**Extracted material:**

-- START --

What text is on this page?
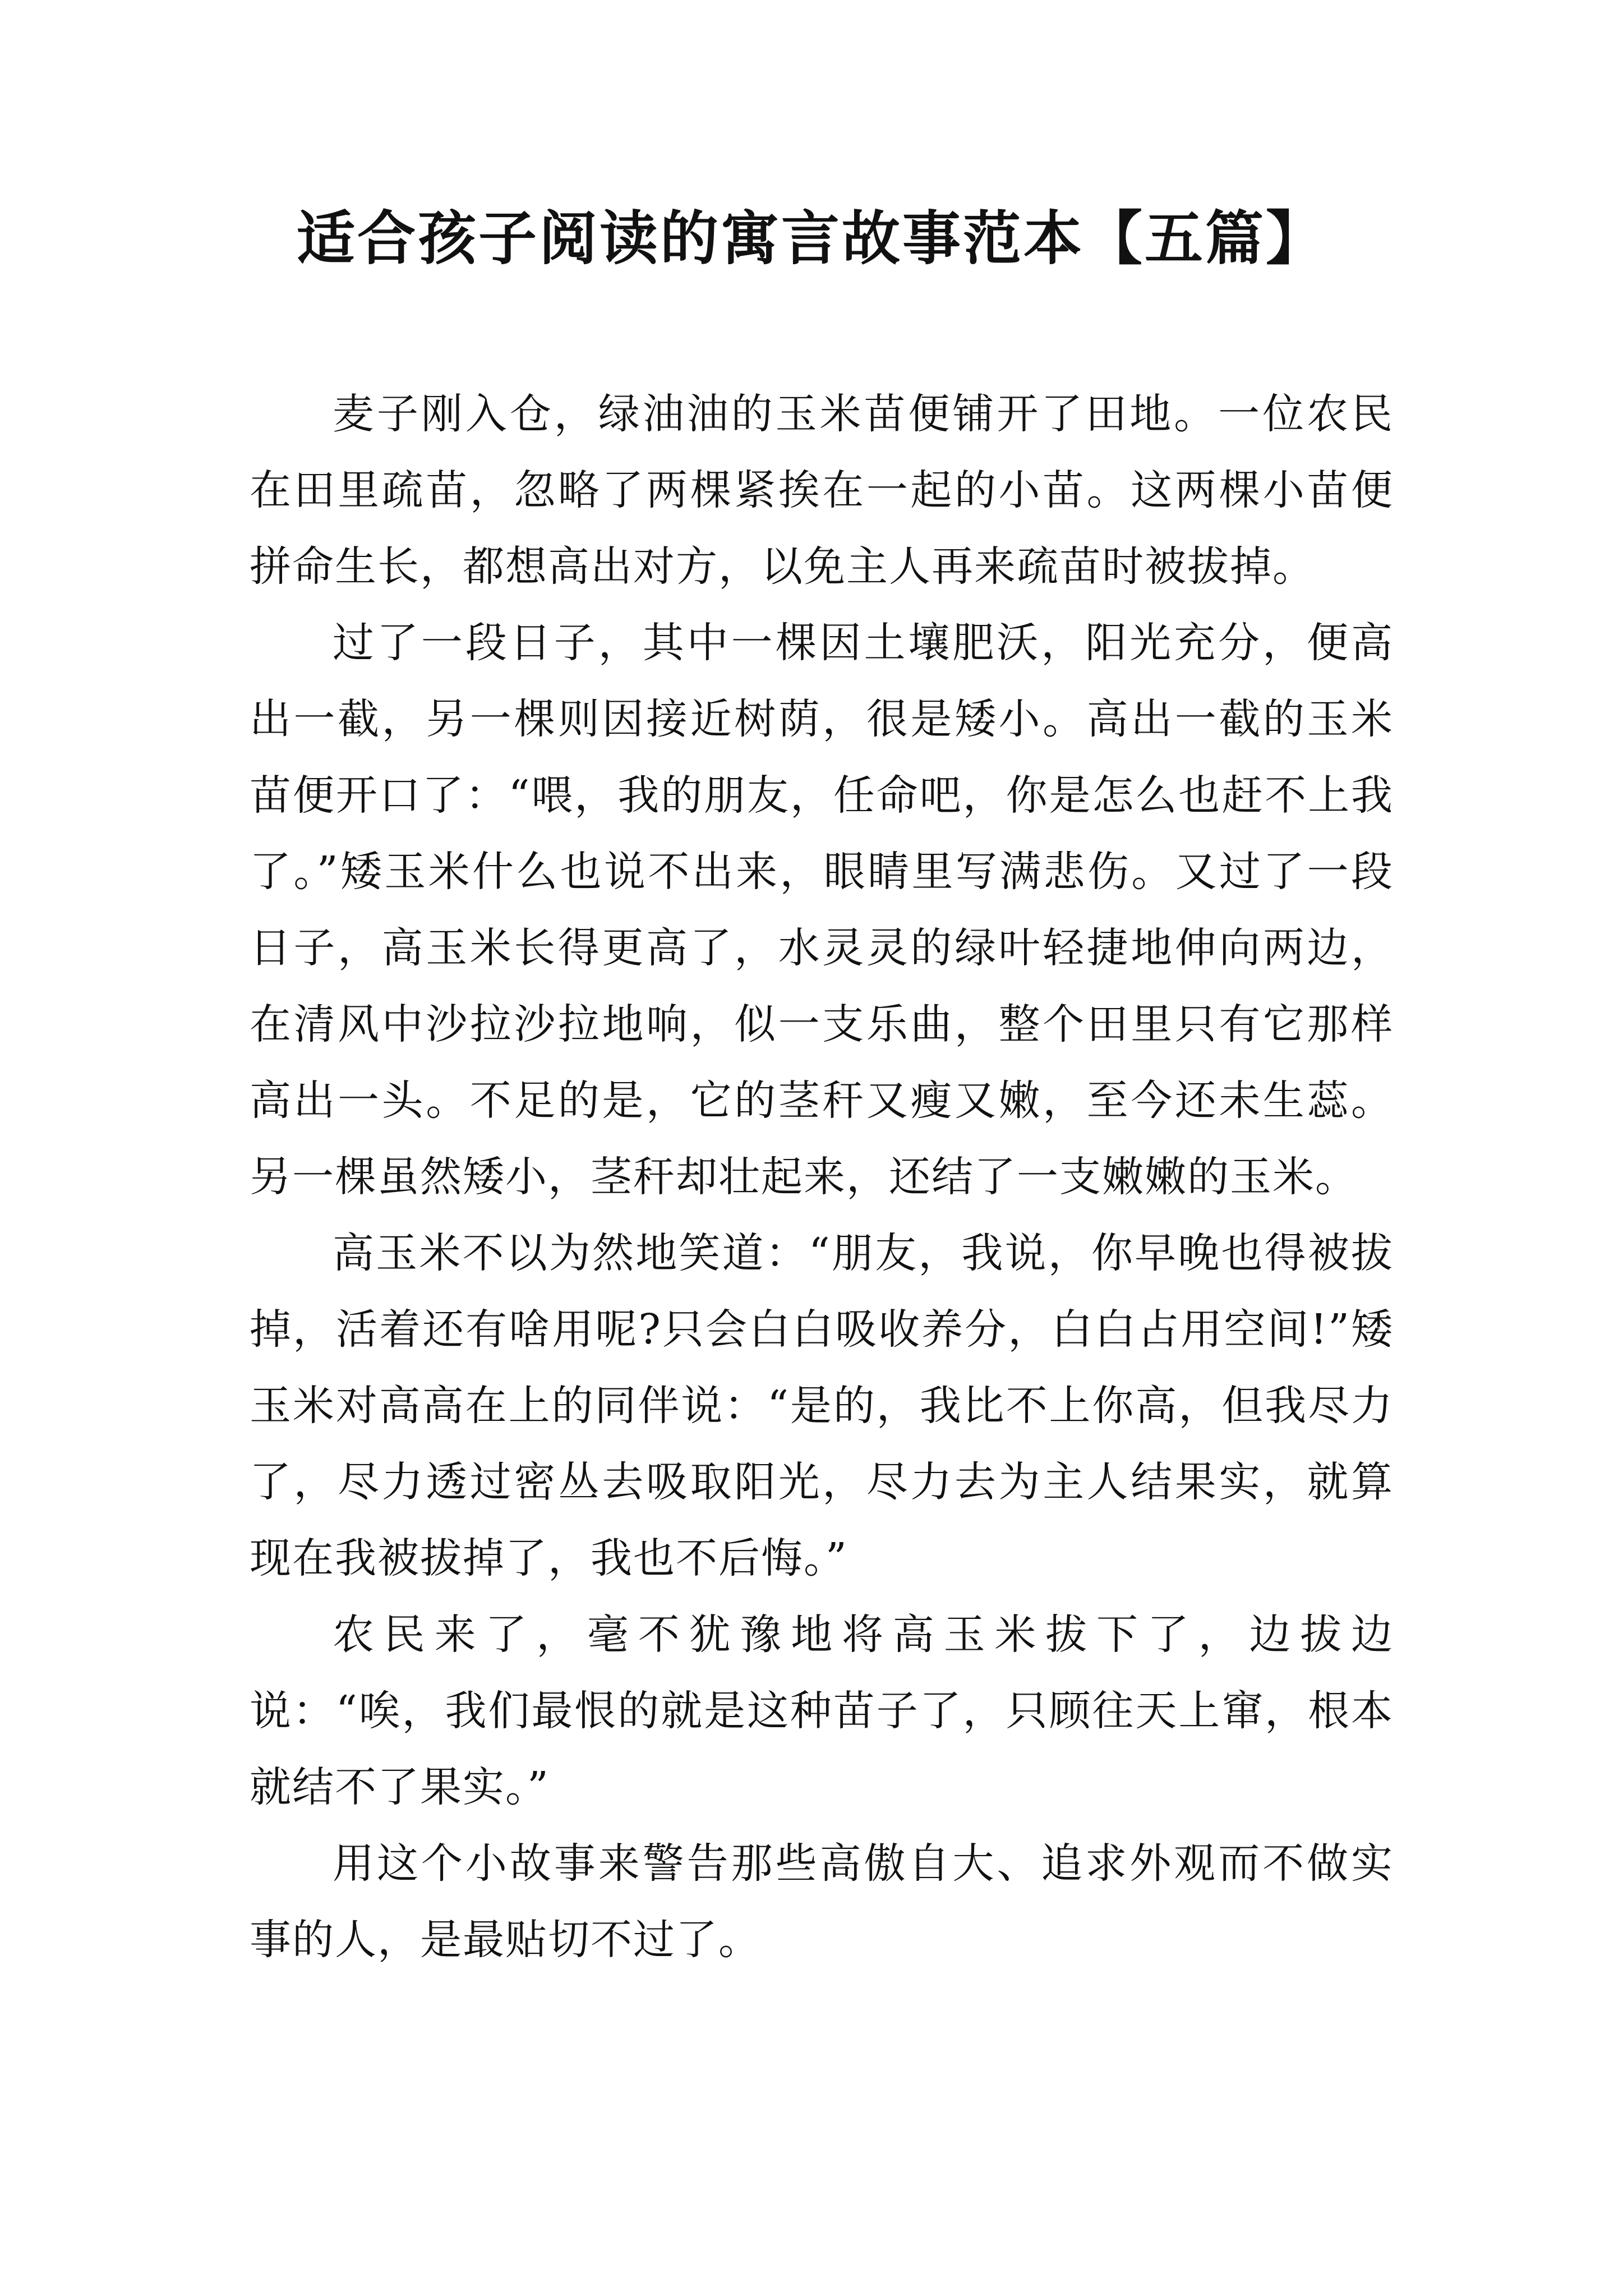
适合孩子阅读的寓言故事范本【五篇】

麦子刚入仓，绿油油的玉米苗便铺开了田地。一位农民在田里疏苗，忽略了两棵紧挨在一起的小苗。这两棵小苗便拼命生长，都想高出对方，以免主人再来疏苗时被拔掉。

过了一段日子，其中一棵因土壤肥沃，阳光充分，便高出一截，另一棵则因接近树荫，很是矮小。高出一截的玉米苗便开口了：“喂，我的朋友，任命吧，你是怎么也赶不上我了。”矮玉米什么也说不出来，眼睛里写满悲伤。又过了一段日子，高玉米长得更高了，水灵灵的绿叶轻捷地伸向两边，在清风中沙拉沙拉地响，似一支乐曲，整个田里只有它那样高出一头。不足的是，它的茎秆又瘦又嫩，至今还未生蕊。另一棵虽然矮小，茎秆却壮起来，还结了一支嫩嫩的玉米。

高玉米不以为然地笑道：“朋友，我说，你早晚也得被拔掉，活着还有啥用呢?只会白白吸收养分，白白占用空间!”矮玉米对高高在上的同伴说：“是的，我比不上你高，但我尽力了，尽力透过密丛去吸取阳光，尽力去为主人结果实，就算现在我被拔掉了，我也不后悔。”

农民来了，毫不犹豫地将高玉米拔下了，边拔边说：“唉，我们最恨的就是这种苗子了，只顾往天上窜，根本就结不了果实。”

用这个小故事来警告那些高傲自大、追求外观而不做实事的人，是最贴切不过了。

-- END --
-- START --

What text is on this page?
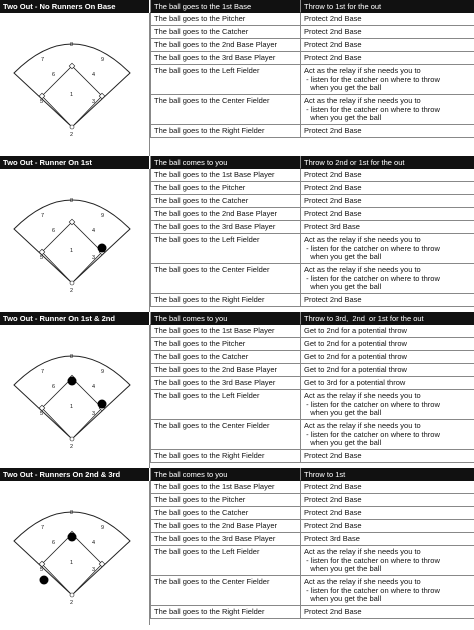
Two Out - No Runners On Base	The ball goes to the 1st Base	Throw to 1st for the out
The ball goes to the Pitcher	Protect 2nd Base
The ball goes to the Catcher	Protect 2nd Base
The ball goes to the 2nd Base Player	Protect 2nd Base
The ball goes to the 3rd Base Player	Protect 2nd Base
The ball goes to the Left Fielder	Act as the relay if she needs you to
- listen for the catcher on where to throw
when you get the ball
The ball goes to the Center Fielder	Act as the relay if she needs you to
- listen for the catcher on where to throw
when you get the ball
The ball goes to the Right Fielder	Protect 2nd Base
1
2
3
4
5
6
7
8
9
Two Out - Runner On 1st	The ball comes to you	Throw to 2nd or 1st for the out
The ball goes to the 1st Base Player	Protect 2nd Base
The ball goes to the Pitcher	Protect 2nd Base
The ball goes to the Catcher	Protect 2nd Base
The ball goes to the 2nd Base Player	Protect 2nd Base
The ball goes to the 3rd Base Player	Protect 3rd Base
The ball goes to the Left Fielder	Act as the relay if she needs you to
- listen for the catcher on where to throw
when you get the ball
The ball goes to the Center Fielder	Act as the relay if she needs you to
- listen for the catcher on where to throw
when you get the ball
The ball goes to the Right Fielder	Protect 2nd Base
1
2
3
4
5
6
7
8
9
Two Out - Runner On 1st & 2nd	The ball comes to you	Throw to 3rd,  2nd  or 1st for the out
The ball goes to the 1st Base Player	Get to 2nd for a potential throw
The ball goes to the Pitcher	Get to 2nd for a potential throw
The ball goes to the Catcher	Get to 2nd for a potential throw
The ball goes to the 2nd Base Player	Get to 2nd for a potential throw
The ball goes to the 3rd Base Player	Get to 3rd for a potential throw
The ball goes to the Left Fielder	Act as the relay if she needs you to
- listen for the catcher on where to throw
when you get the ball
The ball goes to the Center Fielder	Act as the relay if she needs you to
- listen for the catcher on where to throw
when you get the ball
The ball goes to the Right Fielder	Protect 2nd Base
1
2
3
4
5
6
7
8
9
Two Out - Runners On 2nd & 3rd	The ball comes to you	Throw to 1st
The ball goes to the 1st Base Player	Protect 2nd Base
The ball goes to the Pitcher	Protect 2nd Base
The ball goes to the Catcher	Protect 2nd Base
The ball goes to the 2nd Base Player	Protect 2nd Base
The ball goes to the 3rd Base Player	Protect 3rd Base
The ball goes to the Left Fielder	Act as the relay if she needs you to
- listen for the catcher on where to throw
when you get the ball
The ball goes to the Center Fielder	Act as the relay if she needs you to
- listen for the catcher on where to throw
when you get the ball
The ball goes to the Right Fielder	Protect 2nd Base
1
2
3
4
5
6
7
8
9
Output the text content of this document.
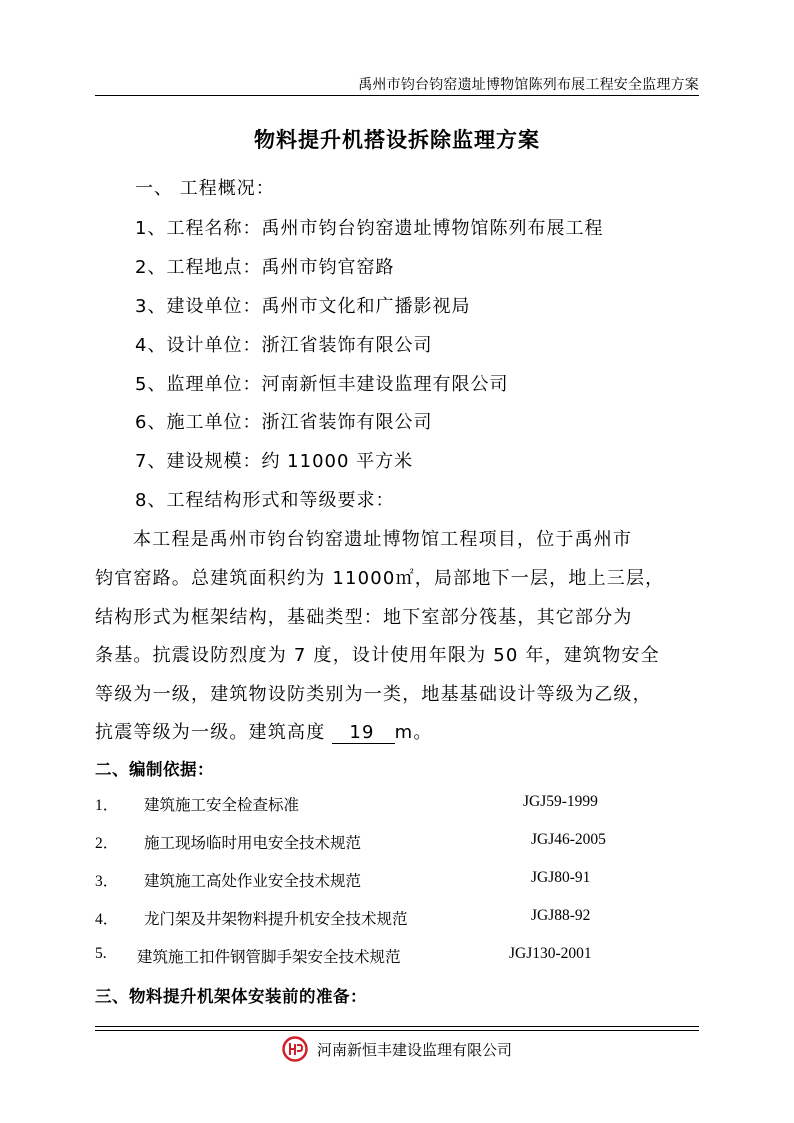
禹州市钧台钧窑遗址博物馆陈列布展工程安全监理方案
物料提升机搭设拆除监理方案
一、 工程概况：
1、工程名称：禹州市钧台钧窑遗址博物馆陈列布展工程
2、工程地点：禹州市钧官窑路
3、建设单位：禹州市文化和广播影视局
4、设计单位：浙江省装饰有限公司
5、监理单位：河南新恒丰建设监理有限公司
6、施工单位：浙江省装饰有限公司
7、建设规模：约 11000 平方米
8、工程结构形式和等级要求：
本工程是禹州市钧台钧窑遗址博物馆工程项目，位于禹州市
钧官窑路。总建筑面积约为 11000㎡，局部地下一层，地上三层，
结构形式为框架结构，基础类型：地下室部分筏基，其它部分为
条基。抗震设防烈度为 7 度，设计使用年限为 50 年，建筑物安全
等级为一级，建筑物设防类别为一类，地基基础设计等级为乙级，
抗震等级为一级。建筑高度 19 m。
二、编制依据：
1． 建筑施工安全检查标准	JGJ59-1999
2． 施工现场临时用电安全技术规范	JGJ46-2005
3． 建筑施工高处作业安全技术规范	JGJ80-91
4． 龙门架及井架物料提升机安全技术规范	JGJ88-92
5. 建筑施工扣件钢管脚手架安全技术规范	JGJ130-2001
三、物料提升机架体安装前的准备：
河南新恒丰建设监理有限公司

-- END --

**Problem to solve:** Go through the records and show every line with the string "Runners" in it.

**Worked answer:**
Two Out - No Runners On Base	The ball goes to the 1st Base	Throw to 1st for the out
Two Out - Runners On 2nd & 3rd	The ball comes to you	Throw to 1st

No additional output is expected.